* [KUTIPAN SUMBER]:
Page 307 - Bibliosufistik Pada Jalan Tuhan Memancar Kedamaian
P. 307
BELAJAR DARI TAUBAT ABU NAWAS
Biarlah mesjid-mesjid itu dipenuhi oleh orang yang shalat
Ayolah kita minum khamer sepuasnya. Tuhan pun tak pernah
mengatakan “Neraka Wail bagi para pemabuk”, Tuhan
hanya berfirman “Neraka wail bagi orang yang shalat”.
Abu Nawas, atas wasiat orang tuanya yang menjadi
seorang penghulu, dipesan agar mencium telinga ayahnya
apabila saat kematiannya tiba. Jika membersit bau harum
yang menyenangkan, teruskanlah profesi orang tua sebagai
penghulu. Tapi jika keluar bau busuk yang membuat orang
muntah, maka jauhilah profesi itu untuk selama-lamanya.
Ketika sang ayah wafat, bau busuklah yang keluar dari
telinganya. Dengan itu Abu Nawas itupun enggan menjadi
penghulu, biarpun Khalifah Harun Al-Rasyid memintanya.

* [TUGAS]:
Teruskan kisah taubat Abu Nawas di atas, mulai setelah kalimat terakhir yang tertulis.

* [BAGIAN MATERI]:
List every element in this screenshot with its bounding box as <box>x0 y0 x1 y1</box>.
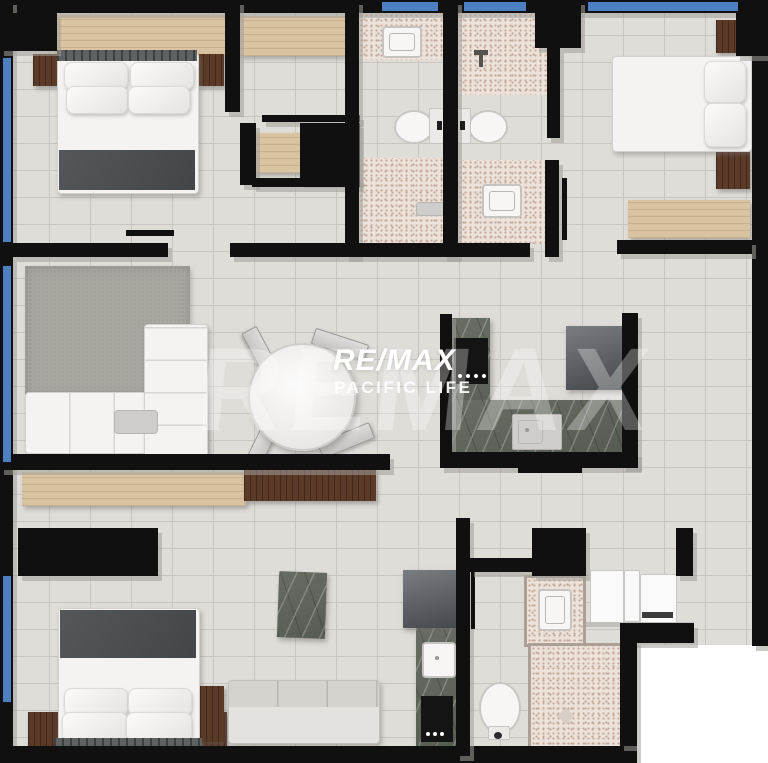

* [JAWABAN LATIHAN]:
Dalam cerita lain juga disebutkan bahwa nama lengkap
Abu Nawas adalah Al-Hasan bin Hani Al-Hakami. Dia adalah
seorang sastrawan istana, kelahiran di Ahwas, Iran, tahun
130 Hijriah/747 Masehi. Ibunya seorang wanita miskin yang
bekerja sebagai tukang cuci kain wol yang terbuat dari bulu
domba. Sedangkan ayahnya adalah seorang serdadu Dinasti
Bani Umayyah pada masa pemerintahan Marwan bin
Muhammad, Khalifah pemungkas pada Dinasti ini.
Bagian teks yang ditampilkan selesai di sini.